▶ _INPUT FOR THIS TASK_:
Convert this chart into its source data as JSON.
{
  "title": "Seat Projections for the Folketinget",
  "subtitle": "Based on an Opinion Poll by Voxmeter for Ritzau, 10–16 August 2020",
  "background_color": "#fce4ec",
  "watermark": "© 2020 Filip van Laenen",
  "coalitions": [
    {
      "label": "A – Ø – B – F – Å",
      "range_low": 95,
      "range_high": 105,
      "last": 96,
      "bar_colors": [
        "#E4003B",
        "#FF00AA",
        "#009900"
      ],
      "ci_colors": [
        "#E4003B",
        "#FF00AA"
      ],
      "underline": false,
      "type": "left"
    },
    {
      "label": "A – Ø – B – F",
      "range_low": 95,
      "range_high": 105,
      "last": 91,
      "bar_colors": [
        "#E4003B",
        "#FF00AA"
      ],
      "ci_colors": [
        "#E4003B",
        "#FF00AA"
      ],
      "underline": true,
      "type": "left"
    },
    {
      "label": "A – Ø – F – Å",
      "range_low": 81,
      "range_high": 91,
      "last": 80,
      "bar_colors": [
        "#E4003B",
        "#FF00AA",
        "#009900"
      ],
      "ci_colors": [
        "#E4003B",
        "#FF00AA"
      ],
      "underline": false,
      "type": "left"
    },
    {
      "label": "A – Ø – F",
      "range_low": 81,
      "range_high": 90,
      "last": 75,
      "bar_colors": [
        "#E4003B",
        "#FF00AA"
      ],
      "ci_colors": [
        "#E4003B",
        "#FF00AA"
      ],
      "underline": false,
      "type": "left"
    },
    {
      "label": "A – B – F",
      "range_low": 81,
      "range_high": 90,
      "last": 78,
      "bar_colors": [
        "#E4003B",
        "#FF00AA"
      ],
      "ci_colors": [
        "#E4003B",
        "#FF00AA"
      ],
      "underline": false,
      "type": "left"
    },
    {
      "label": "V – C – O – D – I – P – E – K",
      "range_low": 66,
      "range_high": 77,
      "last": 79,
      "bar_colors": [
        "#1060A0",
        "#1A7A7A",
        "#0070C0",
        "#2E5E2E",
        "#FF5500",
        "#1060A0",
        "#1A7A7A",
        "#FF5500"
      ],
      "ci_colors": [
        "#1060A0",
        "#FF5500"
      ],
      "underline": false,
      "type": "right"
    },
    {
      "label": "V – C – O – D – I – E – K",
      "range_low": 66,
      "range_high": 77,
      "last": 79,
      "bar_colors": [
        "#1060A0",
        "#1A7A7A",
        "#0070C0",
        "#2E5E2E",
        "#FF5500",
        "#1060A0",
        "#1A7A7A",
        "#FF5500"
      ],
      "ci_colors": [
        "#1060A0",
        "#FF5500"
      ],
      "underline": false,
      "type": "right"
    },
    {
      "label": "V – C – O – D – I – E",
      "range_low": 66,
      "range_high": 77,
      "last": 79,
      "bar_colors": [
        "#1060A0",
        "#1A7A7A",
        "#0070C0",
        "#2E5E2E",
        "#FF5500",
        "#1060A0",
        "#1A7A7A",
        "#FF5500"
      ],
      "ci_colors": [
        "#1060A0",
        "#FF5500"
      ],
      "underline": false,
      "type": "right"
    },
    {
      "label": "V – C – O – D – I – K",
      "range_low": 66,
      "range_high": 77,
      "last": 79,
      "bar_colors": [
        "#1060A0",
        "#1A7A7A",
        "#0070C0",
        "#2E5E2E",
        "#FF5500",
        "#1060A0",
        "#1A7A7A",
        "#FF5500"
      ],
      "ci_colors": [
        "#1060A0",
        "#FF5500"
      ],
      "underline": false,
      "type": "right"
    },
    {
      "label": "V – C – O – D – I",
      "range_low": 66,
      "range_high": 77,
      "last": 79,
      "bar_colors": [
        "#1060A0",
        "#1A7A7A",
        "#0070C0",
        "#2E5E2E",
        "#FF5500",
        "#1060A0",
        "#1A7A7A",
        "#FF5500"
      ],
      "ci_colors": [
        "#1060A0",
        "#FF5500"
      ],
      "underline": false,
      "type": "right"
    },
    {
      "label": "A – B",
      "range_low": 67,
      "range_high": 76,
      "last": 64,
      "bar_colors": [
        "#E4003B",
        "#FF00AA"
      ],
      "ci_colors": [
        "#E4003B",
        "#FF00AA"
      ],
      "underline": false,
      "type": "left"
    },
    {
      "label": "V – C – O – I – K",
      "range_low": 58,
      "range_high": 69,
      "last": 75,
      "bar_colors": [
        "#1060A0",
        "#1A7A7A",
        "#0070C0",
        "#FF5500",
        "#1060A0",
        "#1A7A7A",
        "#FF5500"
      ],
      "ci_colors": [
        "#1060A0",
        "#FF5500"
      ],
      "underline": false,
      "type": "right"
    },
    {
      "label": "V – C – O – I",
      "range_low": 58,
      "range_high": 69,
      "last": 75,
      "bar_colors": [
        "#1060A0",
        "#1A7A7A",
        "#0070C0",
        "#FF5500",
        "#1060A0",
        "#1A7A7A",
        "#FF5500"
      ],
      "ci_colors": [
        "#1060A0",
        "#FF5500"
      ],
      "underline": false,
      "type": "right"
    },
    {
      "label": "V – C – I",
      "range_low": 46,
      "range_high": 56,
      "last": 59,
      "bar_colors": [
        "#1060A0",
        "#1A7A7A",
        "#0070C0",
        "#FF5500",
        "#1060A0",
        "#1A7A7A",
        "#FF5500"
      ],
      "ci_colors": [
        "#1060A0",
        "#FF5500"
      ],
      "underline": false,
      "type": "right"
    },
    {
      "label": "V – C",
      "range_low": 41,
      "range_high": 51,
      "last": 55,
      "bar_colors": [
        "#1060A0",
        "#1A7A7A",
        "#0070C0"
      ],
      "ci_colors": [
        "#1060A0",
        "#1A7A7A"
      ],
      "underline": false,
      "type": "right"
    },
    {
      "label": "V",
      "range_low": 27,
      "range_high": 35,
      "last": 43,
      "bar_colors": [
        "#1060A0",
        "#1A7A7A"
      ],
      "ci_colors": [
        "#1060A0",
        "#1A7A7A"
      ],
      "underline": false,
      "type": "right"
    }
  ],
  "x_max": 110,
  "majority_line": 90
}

▶ _TASK BRIEF_:
Repeat the data above, word for word.

▶ _CORRECT OUTPUT_:
Convert this chart into its source data as JSON.
{
  "title": "Seat Projections for the Folketinget",
  "subtitle": "Based on an Opinion Poll by Voxmeter for Ritzau, 10–16 August 2020",
  "background_color": "#fce4ec",
  "watermark": "© 2020 Filip van Laenen",
  "coalitions": [
    {
      "label": "A – Ø – B – F – Å",
      "range_low": 95,
      "range_high": 105,
      "last": 96,
      "bar_colors": [
        "#E4003B",
        "#FF00AA",
        "#009900"
      ],
      "ci_colors": [
        "#E4003B",
        "#FF00AA"
      ],
      "underline": false,
      "type": "left"
    },
    {
      "label": "A – Ø – B – F",
      "range_low": 95,
      "range_high": 105,
      "last": 91,
      "bar_colors": [
        "#E4003B",
        "#FF00AA"
      ],
      "ci_colors": [
        "#E4003B",
        "#FF00AA"
      ],
      "underline": true,
      "type": "left"
    },
    {
      "label": "A – Ø – F – Å",
      "range_low": 81,
      "range_high": 91,
      "last": 80,
      "bar_colors": [
        "#E4003B",
        "#FF00AA",
        "#009900"
      ],
      "ci_colors": [
        "#E4003B",
        "#FF00AA"
      ],
      "underline": false,
      "type": "left"
    },
    {
      "label": "A – Ø – F",
      "range_low": 81,
      "range_high": 90,
      "last": 75,
      "bar_colors": [
        "#E4003B",
        "#FF00AA"
      ],
      "ci_colors": [
        "#E4003B",
        "#FF00AA"
      ],
      "underline": false,
      "type": "left"
    },
    {
      "label": "A – B – F",
      "range_low": 81,
      "range_high": 90,
      "last": 78,
      "bar_colors": [
        "#E4003B",
        "#FF00AA"
      ],
      "ci_colors": [
        "#E4003B",
        "#FF00AA"
      ],
      "underline": false,
      "type": "left"
    },
    {
      "label": "V – C – O – D – I – P – E – K",
      "range_low": 66,
      "range_high": 77,
      "last": 79,
      "bar_colors": [
        "#1060A0",
        "#1A7A7A",
        "#0070C0",
        "#2E5E2E",
        "#FF5500",
        "#1060A0",
        "#1A7A7A",
        "#FF5500"
      ],
      "ci_colors": [
        "#1060A0",
        "#FF5500"
      ],
      "underline": false,
      "type": "right"
    },
    {
      "label": "V – C – O – D – I – E – K",
      "range_low": 66,
      "range_high": 77,
      "last": 79,
      "bar_colors": [
        "#1060A0",
        "#1A7A7A",
        "#0070C0",
        "#2E5E2E",
        "#FF5500",
        "#1060A0",
        "#1A7A7A",
        "#FF5500"
      ],
      "ci_colors": [
        "#1060A0",
        "#FF5500"
      ],
      "underline": false,
      "type": "right"
    },
    {
      "label": "V – C – O – D – I – E",
      "range_low": 66,
      "range_high": 77,
      "last": 79,
      "bar_colors": [
        "#1060A0",
        "#1A7A7A",
        "#0070C0",
        "#2E5E2E",
        "#FF5500",
        "#1060A0",
        "#1A7A7A",
        "#FF5500"
      ],
      "ci_colors": [
        "#1060A0",
        "#FF5500"
      ],
      "underline": false,
      "type": "right"
    },
    {
      "label": "V – C – O – D – I – K",
      "range_low": 66,
      "range_high": 77,
      "last": 79,
      "bar_colors": [
        "#1060A0",
        "#1A7A7A",
        "#0070C0",
        "#2E5E2E",
        "#FF5500",
        "#1060A0",
        "#1A7A7A",
        "#FF5500"
      ],
      "ci_colors": [
        "#1060A0",
        "#FF5500"
      ],
      "underline": false,
      "type": "right"
    },
    {
      "label": "V – C – O – D – I",
      "range_low": 66,
      "range_high": 77,
      "last": 79,
      "bar_colors": [
        "#1060A0",
        "#1A7A7A",
        "#0070C0",
        "#2E5E2E",
        "#FF5500",
        "#1060A0",
        "#1A7A7A",
        "#FF5500"
      ],
      "ci_colors": [
        "#1060A0",
        "#FF5500"
      ],
      "underline": false,
      "type": "right"
    },
    {
      "label": "A – B",
      "range_low": 67,
      "range_high": 76,
      "last": 64,
      "bar_colors": [
        "#E4003B",
        "#FF00AA"
      ],
      "ci_colors": [
        "#E4003B",
        "#FF00AA"
      ],
      "underline": false,
      "type": "left"
    },
    {
      "label": "V – C – O – I – K",
      "range_low": 58,
      "range_high": 69,
      "last": 75,
      "bar_colors": [
        "#1060A0",
        "#1A7A7A",
        "#0070C0",
        "#FF5500",
        "#1060A0",
        "#1A7A7A",
        "#FF5500"
      ],
      "ci_colors": [
        "#1060A0",
        "#FF5500"
      ],
      "underline": false,
      "type": "right"
    },
    {
      "label": "V – C – O – I",
      "range_low": 58,
      "range_high": 69,
      "last": 75,
      "bar_colors": [
        "#1060A0",
        "#1A7A7A",
        "#0070C0",
        "#FF5500",
        "#1060A0",
        "#1A7A7A",
        "#FF5500"
      ],
      "ci_colors": [
        "#1060A0",
        "#FF5500"
      ],
      "underline": false,
      "type": "right"
    },
    {
      "label": "V – C – I",
      "range_low": 46,
      "range_high": 56,
      "last": 59,
      "bar_colors": [
        "#1060A0",
        "#1A7A7A",
        "#0070C0",
        "#FF5500",
        "#1060A0",
        "#1A7A7A",
        "#FF5500"
      ],
      "ci_colors": [
        "#1060A0",
        "#FF5500"
      ],
      "underline": false,
      "type": "right"
    },
    {
      "label": "V – C",
      "range_low": 41,
      "range_high": 51,
      "last": 55,
      "bar_colors": [
        "#1060A0",
        "#1A7A7A",
        "#0070C0"
      ],
      "ci_colors": [
        "#1060A0",
        "#1A7A7A"
      ],
      "underline": false,
      "type": "right"
    },
    {
      "label": "V",
      "range_low": 27,
      "range_high": 35,
      "last": 43,
      "bar_colors": [
        "#1060A0",
        "#1A7A7A"
      ],
      "ci_colors": [
        "#1060A0",
        "#1A7A7A"
      ],
      "underline": false,
      "type": "right"
    }
  ],
  "x_max": 110,
  "majority_line": 90
}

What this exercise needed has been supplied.